■ **GIVEN INSTRUCTION**
Output every entry exactly as written, skipping any pictures.

■ **DATA TO PROCESS**
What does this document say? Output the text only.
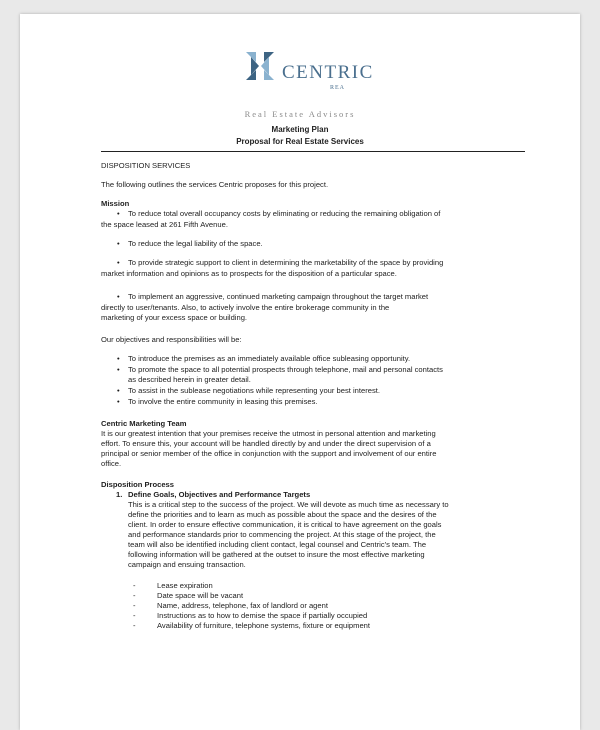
CENTRIC
REA
Real Estate Advisors
Marketing Plan
Proposal for Real Estate Services
DISPOSITION SERVICES
The following outlines the services Centric proposes for this project.
Mission
• To reduce total overall occupancy costs by eliminating or reducing the remaining obligation of
the space leased at 261 Fifth Avenue.
• To reduce the legal liability of the space.
• To provide strategic support to client in determining the marketability of the space by providing
market information and opinions as to prospects for the disposition of a particular space.
• To implement an aggressive, continued marketing campaign throughout the target market
directly to user/tenants. Also, to actively involve the entire brokerage community in the
marketing of your excess space or building.
Our objectives and responsibilities will be:
• To introduce the premises as an immediately available office subleasing opportunity.
• To promote the space to all potential prospects through telephone, mail and personal contacts
as described herein in greater detail.
• To assist in the sublease negotiations while representing your best interest.
• To involve the entire community in leasing this premises.
Centric Marketing Team
It is our greatest intention that your premises receive the utmost in personal attention and marketing
effort. To ensure this, your account will be handled directly by and under the direct supervision of a
principal or senior member of the office in conjunction with the support and involvement of our entire
office.
Disposition Process
1. Define Goals, Objectives and Performance Targets
This is a critical step to the success of the project. We will devote as much time as necessary to
define the priorities and to learn as much as possible about the space and the desires of the
client. In order to ensure effective communication, it is critical to have agreement on the goals
and performance standards prior to commencing the project. At this stage of the project, the
team will also be identified including client contact, legal counsel and Centric's team. The
following information will be gathered at the outset to insure the most effective marketing
campaign and ensuing transaction.
-	Lease expiration
-	Date space will be vacant
-	Name, address, telephone, fax of landlord or agent
-	Instructions as to how to demise the space if partially occupied
-	Availability of furniture, telephone systems, fixture or equipment
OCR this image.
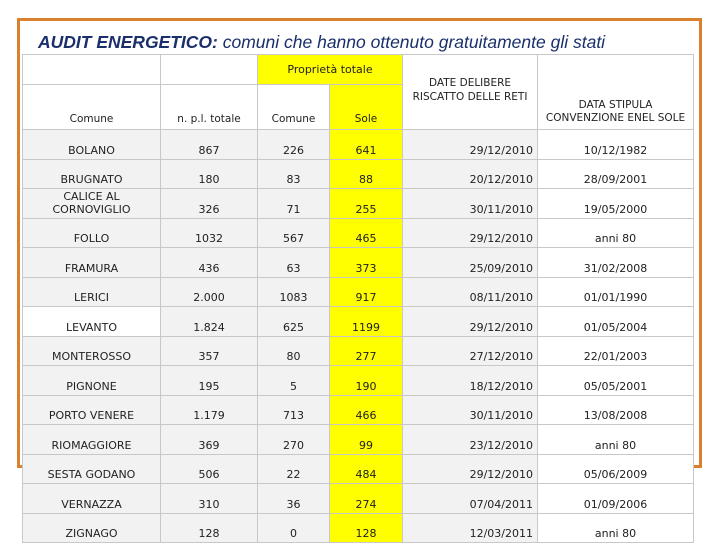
AUDIT ENERGETICO: comuni che hanno ottenuto gratuitamente gli stati
		Proprietà totale		DATE DELIBERE RISCATTO DELLE RETI	DATA STIPULA CONVENZIONE ENEL SOLE
Comune	n. p.l. totale	Comune	Sole		
BOLANO	867	226	641	29/12/2010	10/12/1982
BRUGNATO	180	83	88	20/12/2010	28/09/2001
CALICE AL CORNOVIGLIO	326	71	255	30/11/2010	19/05/2000
FOLLO	1032	567	465	29/12/2010	anni 80
FRAMURA	436	63	373	25/09/2010	31/02/2008
LERICI	2.000	1083	917	08/11/2010	01/01/1990
LEVANTO	1.824	625	1199	29/12/2010	01/05/2004
MONTEROSSO	357	80	277	27/12/2010	22/01/2003
PIGNONE	195	5	190	18/12/2010	05/05/2001
PORTO VENERE	1.179	713	466	30/11/2010	13/08/2008
RIOMAGGIORE	369	270	99	23/12/2010	anni 80
SESTA GODANO	506	22	484	29/12/2010	05/06/2009
VERNAZZA	310	36	274	07/04/2011	01/09/2006
ZIGNAGO	128	0	128	12/03/2011	anni 80
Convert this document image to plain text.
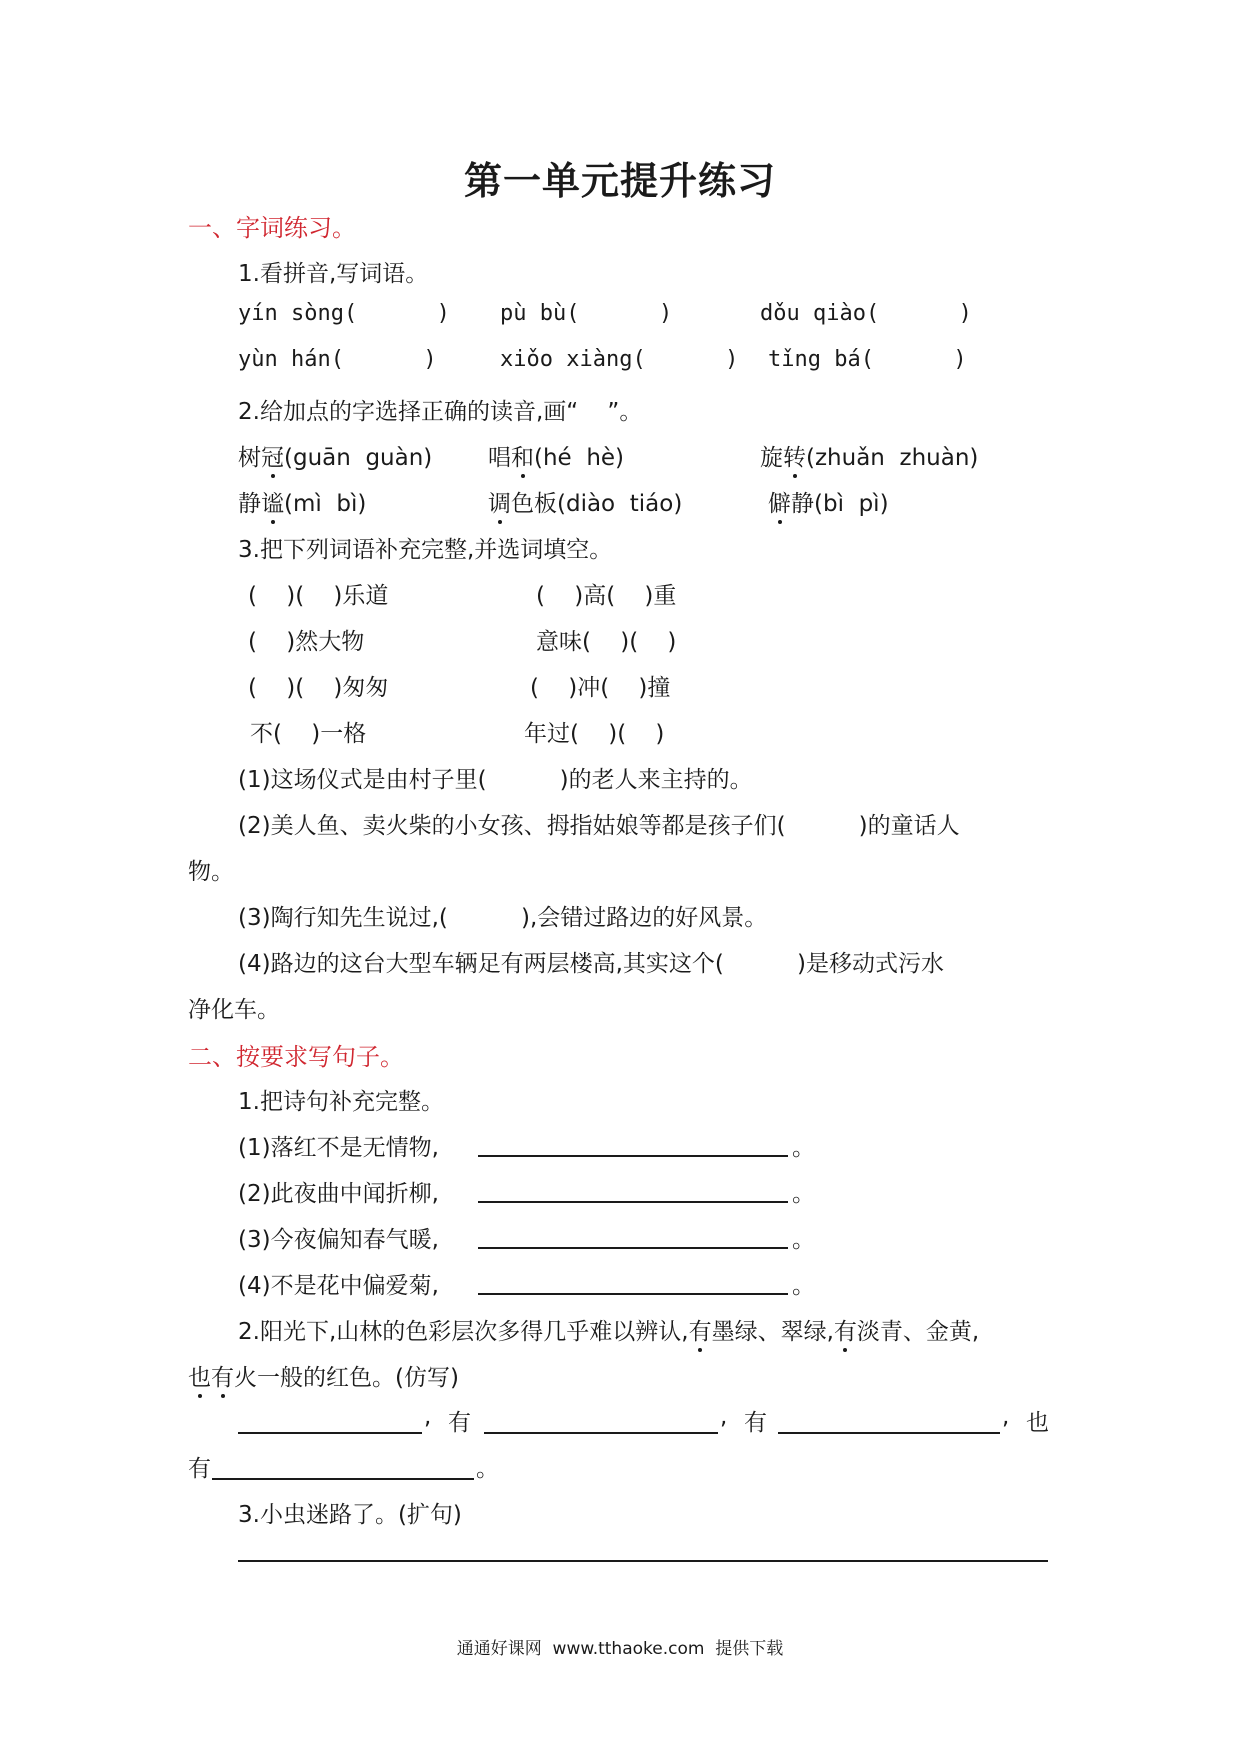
第一单元提升练习
一、字词练习。
1.看拼音,写词语。
yín sòng(      ) pù bù(      )	dǒu qiào(      )
yùn hán(      )	xiǒo xiàng(      ) tǐng bá(      )
2.给加点的字选择正确的读音,画“    ”。
树冠(guān  guàn) 唱和(hé  hè)	旋转(zhuǎn  zhuàn)
静谧(mì  bì)	调色板(diào  tiáo)	僻静(bì  pì)
3.把下列词语补充完整,并选词填空。
(    )(    )乐道	(    )高(    )重
(    )然大物	意味(    )(    )
(    )(    )匆匆	(    )冲(    )撞
不(    )一格	年过(    )(    )
(1)这场仪式是由村子里(          )的老人来主持的。
(2)美人鱼、卖火柴的小女孩、拇指姑娘等都是孩子们(          )的童话人
物。
(3)陶行知先生说过,(          ),会错过路边的好风景。
(4)路边的这台大型车辆足有两层楼高,其实这个(          )是移动式污水
净化车。
二、按要求写句子。
1.把诗句补充完整。
(1)落红不是无情物,	。
(2)此夜曲中闻折柳,	。
(3)今夜偏知春气暖,	。
(4)不是花中偏爱菊,	。
2.阳光下,山林的色彩层次多得几乎难以辨认,有墨绿、翠绿,有淡青、金黄,
也有火一般的红色。(仿写)
, 有	, 有	, 也
有	。
3.小虫迷路了。(扩句)
通通好课网  www.tthaoke.com  提供下载
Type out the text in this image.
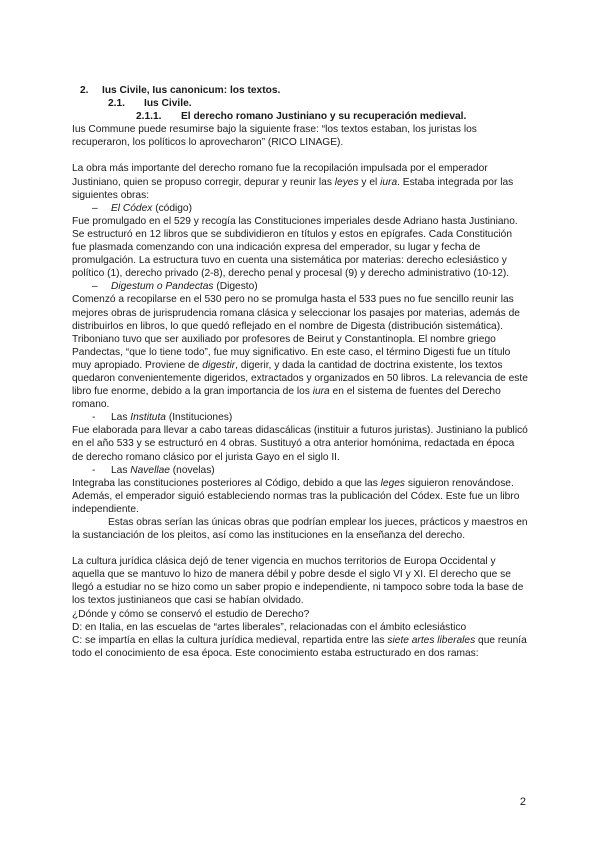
2. Ius Civile, Ius canonicum: los textos.

2.1. Ius Civile.

2.1.1. El derecho romano Justiniano y su recuperación medieval.

Ius Commune puede resumirse bajo la siguiente frase: “los textos estaban, los juristas los recuperaron, los políticos lo aprovecharon” (RICO LINAGE).

La obra más importante del derecho romano fue la recopilación impulsada por el emperador Justiniano, quien se propuso corregir, depurar y reunir las leyes y el iura. Estaba integrada por las siguientes obras:

– El Códex (código)

Fue promulgado en el 529 y recogía las Constituciones imperiales desde Adriano hasta Justiniano. Se estructuró en 12 libros que se subdividieron en títulos y estos en epígrafes. Cada Constitución fue plasmada comenzando con una indicación expresa del emperador, su lugar y fecha de promulgación. La estructura tuvo en cuenta una sistemática por materias: derecho eclesiástico y político (1), derecho privado (2-8), derecho penal y procesal (9) y derecho administrativo (10-12).

– Digestum o Pandectas (Digesto)

Comenzó a recopilarse en el 530 pero no se promulga hasta el 533 pues no fue sencillo reunir las mejores obras de jurisprudencia romana clásica y seleccionar los pasajes por materias, además de distribuirlos en libros, lo que quedó reflejado en el nombre de Digesta (distribución sistemática). Triboniano tuvo que ser auxiliado por profesores de Beirut y Constantinopla. El nombre griego Pandectas, “que lo tiene todo”, fue muy significativo. En este caso, el término Digesti fue un título muy apropiado. Proviene de digestir, digerir, y dada la cantidad de doctrina existente, los textos quedaron convenientemente digeridos, extractados y organizados en 50 libros. La relevancia de este libro fue enorme, debido a la gran importancia de los iura en el sistema de fuentes del Derecho romano.

- Las Instituta (Instituciones)

Fue elaborada para llevar a cabo tareas didascálicas (instituir a futuros juristas). Justiniano la publicó en el año 533 y se estructuró en 4 obras. Sustituyó a otra anterior homónima, redactada en época de derecho romano clásico por el jurista Gayo en el siglo II.

- Las Navellae (novelas)

Integraba las constituciones posteriores al Código, debido a que las leges siguieron renovándose. Además, el emperador siguió estableciendo normas tras la publicación del Códex. Este fue un libro independiente.

Estas obras serían las únicas obras que podrían emplear los jueces, prácticos y maestros en la sustanciación de los pleitos, así como las instituciones en la enseñanza del derecho.

La cultura jurídica clásica dejó de tener vigencia en muchos territorios de Europa Occidental y aquella que se mantuvo lo hizo de manera débil y pobre desde el siglo VI y XI. El derecho que se llegó a estudiar no se hizo como un saber propio e independiente, ni tampoco sobre toda la base de los textos justinianeos que casi se habían olvidado.

¿Dónde y cómo se conservó el estudio de Derecho?

D: en Italia, en las escuelas de “artes liberales”, relacionadas con el ámbito eclesiástico

C: se impartía en ellas la cultura jurídica medieval, repartida entre las siete artes liberales que reunía todo el conocimiento de esa época. Este conocimiento estaba estructurado en dos ramas:

2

■ **RESPONSE BELOW**
What does this document say? Output the text only.
CENTRIC
REA
Real Estate Advisors
Marketing Plan
Proposal for Real Estate Services
DISPOSITION SERVICES
The following outlines the services Centric proposes for this project.
Mission
• To reduce total overall occupancy costs by eliminating or reducing the remaining obligation of
the space leased at 261 Fifth Avenue.
• To reduce the legal liability of the space.
• To provide strategic support to client in determining the marketability of the space by providing
market information and opinions as to prospects for the disposition of a particular space.
• To implement an aggressive, continued marketing campaign throughout the target market
directly to user/tenants. Also, to actively involve the entire brokerage community in the
marketing of your excess space or building.
Our objectives and responsibilities will be:
• To introduce the premises as an immediately available office subleasing opportunity.
• To promote the space to all potential prospects through telephone, mail and personal contacts
as described herein in greater detail.
• To assist in the sublease negotiations while representing your best interest.
• To involve the entire community in leasing this premises.
Centric Marketing Team
It is our greatest intention that your premises receive the utmost in personal attention and marketing
effort. To ensure this, your account will be handled directly by and under the direct supervision of a
principal or senior member of the office in conjunction with the support and involvement of our entire
office.
Disposition Process
1. Define Goals, Objectives and Performance Targets
This is a critical step to the success of the project. We will devote as much time as necessary to
define the priorities and to learn as much as possible about the space and the desires of the
client. In order to ensure effective communication, it is critical to have agreement on the goals
and performance standards prior to commencing the project. At this stage of the project, the
team will also be identified including client contact, legal counsel and Centric's team. The
following information will be gathered at the outset to insure the most effective marketing
campaign and ensuing transaction.
-	Lease expiration
-	Date space will be vacant
-	Name, address, telephone, fax of landlord or agent
-	Instructions as to how to demise the space if partially occupied
-	Availability of furniture, telephone systems, fixture or equipment
OCR this image.
AUDIT ENERGETICO: comuni che hanno ottenuto gratuitamente gli stati
		Proprietà totale		DATE DELIBERE RISCATTO DELLE RETI	DATA STIPULA CONVENZIONE ENEL SOLE
Comune	n. p.l. totale	Comune	Sole		
BOLANO	867	226	641	29/12/2010	10/12/1982
BRUGNATO	180	83	88	20/12/2010	28/09/2001
CALICE AL CORNOVIGLIO	326	71	255	30/11/2010	19/05/2000
FOLLO	1032	567	465	29/12/2010	anni 80
FRAMURA	436	63	373	25/09/2010	31/02/2008
LERICI	2.000	1083	917	08/11/2010	01/01/1990
LEVANTO	1.824	625	1199	29/12/2010	01/05/2004
MONTEROSSO	357	80	277	27/12/2010	22/01/2003
PIGNONE	195	5	190	18/12/2010	05/05/2001
PORTO VENERE	1.179	713	466	30/11/2010	13/08/2008
RIOMAGGIORE	369	270	99	23/12/2010	anni 80
SESTA GODANO	506	22	484	29/12/2010	05/06/2009
VERNAZZA	310	36	274	07/04/2011	01/09/2006
ZIGNAGO	128	0	128	12/03/2011	anni 80
Convert this document image to plain text.
第一单元提升练习
一、字词练习。
1.看拼音,写词语。
yín sòng(      ) pù bù(      )	dǒu qiào(      )
yùn hán(      )	xiǒo xiàng(      ) tǐng bá(      )
2.给加点的字选择正确的读音,画“    ”。
树冠(guān  guàn) 唱和(hé  hè)	旋转(zhuǎn  zhuàn)
静谧(mì  bì)	调色板(diào  tiáo)	僻静(bì  pì)
3.把下列词语补充完整,并选词填空。
(    )(    )乐道	(    )高(    )重
(    )然大物	意味(    )(    )
(    )(    )匆匆	(    )冲(    )撞
不(    )一格	年过(    )(    )
(1)这场仪式是由村子里(          )的老人来主持的。
(2)美人鱼、卖火柴的小女孩、拇指姑娘等都是孩子们(          )的童话人
物。
(3)陶行知先生说过,(          ),会错过路边的好风景。
(4)路边的这台大型车辆足有两层楼高,其实这个(          )是移动式污水
净化车。
二、按要求写句子。
1.把诗句补充完整。
(1)落红不是无情物,	。
(2)此夜曲中闻折柳,	。
(3)今夜偏知春气暖,	。
(4)不是花中偏爱菊,	。
2.阳光下,山林的色彩层次多得几乎难以辨认,有墨绿、翠绿,有淡青、金黄,
也有火一般的红色。(仿写)
, 有	, 有	, 也
有	。
3.小虫迷路了。(扩句)
通通好课网  www.tthaoke.com  提供下载
Type out the text in this image.
2. Ius Civile, Ius canonicum: los textos.

2.1. Ius Civile.

2.1.1. El derecho romano Justiniano y su recuperación medieval.

Ius Commune puede resumirse bajo la siguiente frase: “los textos estaban, los juristas los recuperaron, los políticos lo aprovecharon” (RICO LINAGE).

La obra más importante del derecho romano fue la recopilación impulsada por el emperador Justiniano, quien se propuso corregir, depurar y reunir las leyes y el iura. Estaba integrada por las siguientes obras:

– El Códex (código)

Fue promulgado en el 529 y recogía las Constituciones imperiales desde Adriano hasta Justiniano. Se estructuró en 12 libros que se subdividieron en títulos y estos en epígrafes. Cada Constitución fue plasmada comenzando con una indicación expresa del emperador, su lugar y fecha de promulgación. La estructura tuvo en cuenta una sistemática por materias: derecho eclesiástico y político (1), derecho privado (2-8), derecho penal y procesal (9) y derecho administrativo (10-12).

– Digestum o Pandectas (Digesto)

Comenzó a recopilarse en el 530 pero no se promulga hasta el 533 pues no fue sencillo reunir las mejores obras de jurisprudencia romana clásica y seleccionar los pasajes por materias, además de distribuirlos en libros, lo que quedó reflejado en el nombre de Digesta (distribución sistemática). Triboniano tuvo que ser auxiliado por profesores de Beirut y Constantinopla. El nombre griego Pandectas, “que lo tiene todo”, fue muy significativo. En este caso, el término Digesti fue un título muy apropiado. Proviene de digestir, digerir, y dada la cantidad de doctrina existente, los textos quedaron convenientemente digeridos, extractados y organizados en 50 libros. La relevancia de este libro fue enorme, debido a la gran importancia de los iura en el sistema de fuentes del Derecho romano.

- Las Instituta (Instituciones)

Fue elaborada para llevar a cabo tareas didascálicas (instituir a futuros juristas). Justiniano la publicó en el año 533 y se estructuró en 4 obras. Sustituyó a otra anterior homónima, redactada en época de derecho romano clásico por el jurista Gayo en el siglo II.

- Las Navellae (novelas)

Integraba las constituciones posteriores al Código, debido a que las leges siguieron renovándose. Además, el emperador siguió estableciendo normas tras la publicación del Códex. Este fue un libro independiente.

Estas obras serían las únicas obras que podrían emplear los jueces, prácticos y maestros en la sustanciación de los pleitos, así como las instituciones en la enseñanza del derecho.

La cultura jurídica clásica dejó de tener vigencia en muchos territorios de Europa Occidental y aquella que se mantuvo lo hizo de manera débil y pobre desde el siglo VI y XI. El derecho que se llegó a estudiar no se hizo como un saber propio e independiente, ni tampoco sobre toda la base de los textos justinianeos que casi se habían olvidado.

¿Dónde y cómo se conservó el estudio de Derecho?

D: en Italia, en las escuelas de “artes liberales”, relacionadas con el ámbito eclesiástico

C: se impartía en ellas la cultura jurídica medieval, repartida entre las siete artes liberales que reunía todo el conocimiento de esa época. Este conocimiento estaba estructurado en dos ramas:

2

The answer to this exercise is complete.